## Material to process
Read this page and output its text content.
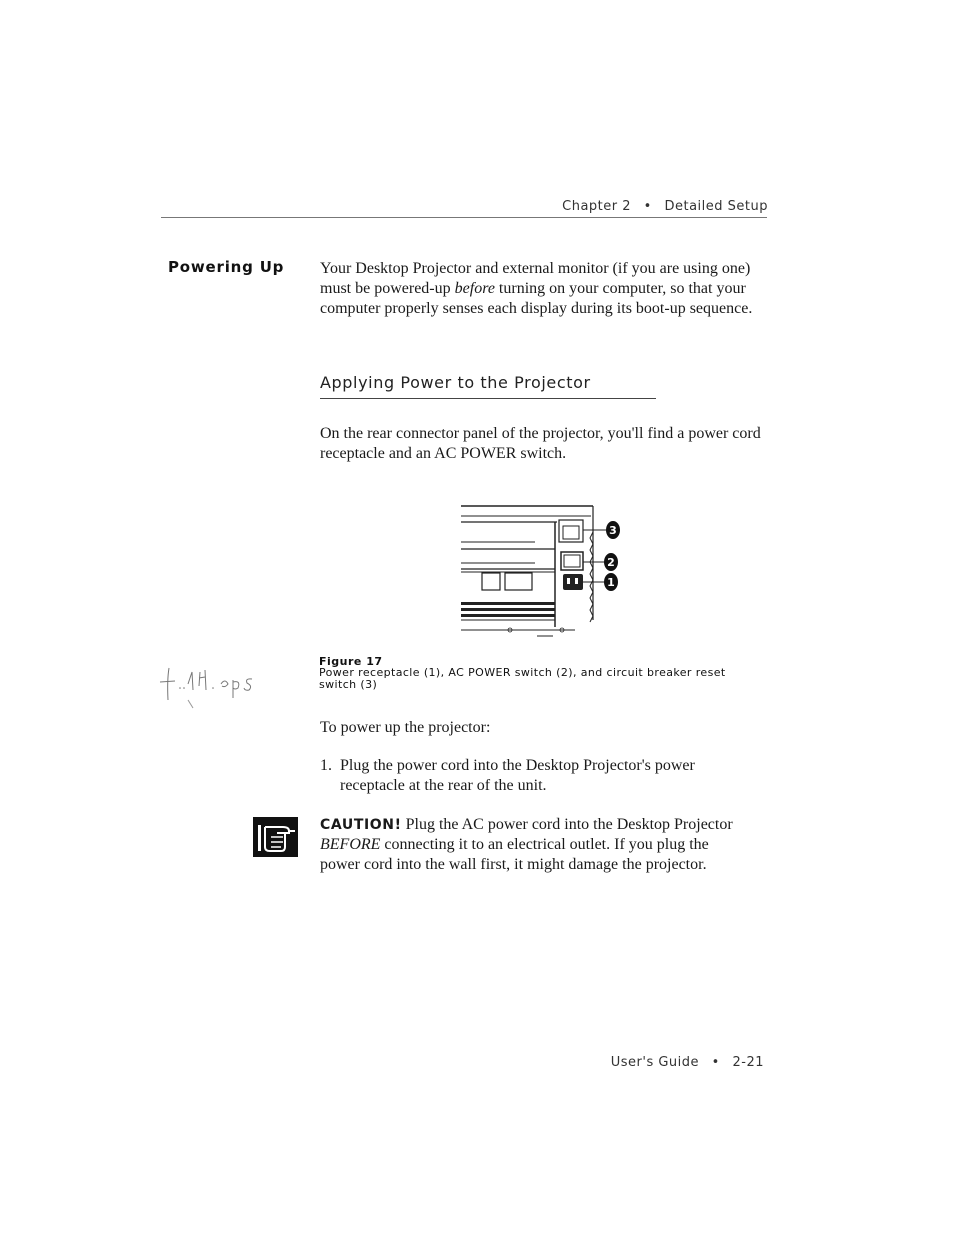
Chapter 2 • Detailed Setup
Powering Up Your Desktop Projector and external monitor (if you are using one) must be powered-up before turning on your computer, so that your computer properly senses each display during its boot-up sequence.
Applying Power to the Projector
On the rear connector panel of the projector, you'll find a power cord receptacle and an AC POWER switch.
3
2
1
Figure 17
Power receptacle (1), AC POWER switch (2), and circuit breaker reset switch (3)
To power up the projector:
1. Plug the power cord into the Desktop Projector's power receptacle at the rear of the unit.
CAUTION! Plug the AC power cord into the Desktop Projector BEFORE connecting it to an electrical outlet. If you plug the power cord into the wall first, it might damage the projector.
User's Guide • 2-21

## What this task involves
Omitting all images, retype each line of the records precisely.

## In response
Read this page and output its text content.
Chapter 2 • Detailed Setup
Powering Up Your Desktop Projector and external monitor (if you are using one) must be powered-up before turning on your computer, so that your computer properly senses each display during its boot-up sequence.
Applying Power to the Projector
On the rear connector panel of the projector, you'll find a power cord receptacle and an AC POWER switch.
3
2
1
Figure 17
Power receptacle (1), AC POWER switch (2), and circuit breaker reset switch (3)
To power up the projector:
1. Plug the power cord into the Desktop Projector's power receptacle at the rear of the unit.
CAUTION! Plug the AC power cord into the Desktop Projector BEFORE connecting it to an electrical outlet. If you plug the power cord into the wall first, it might damage the projector.
User's Guide • 2-21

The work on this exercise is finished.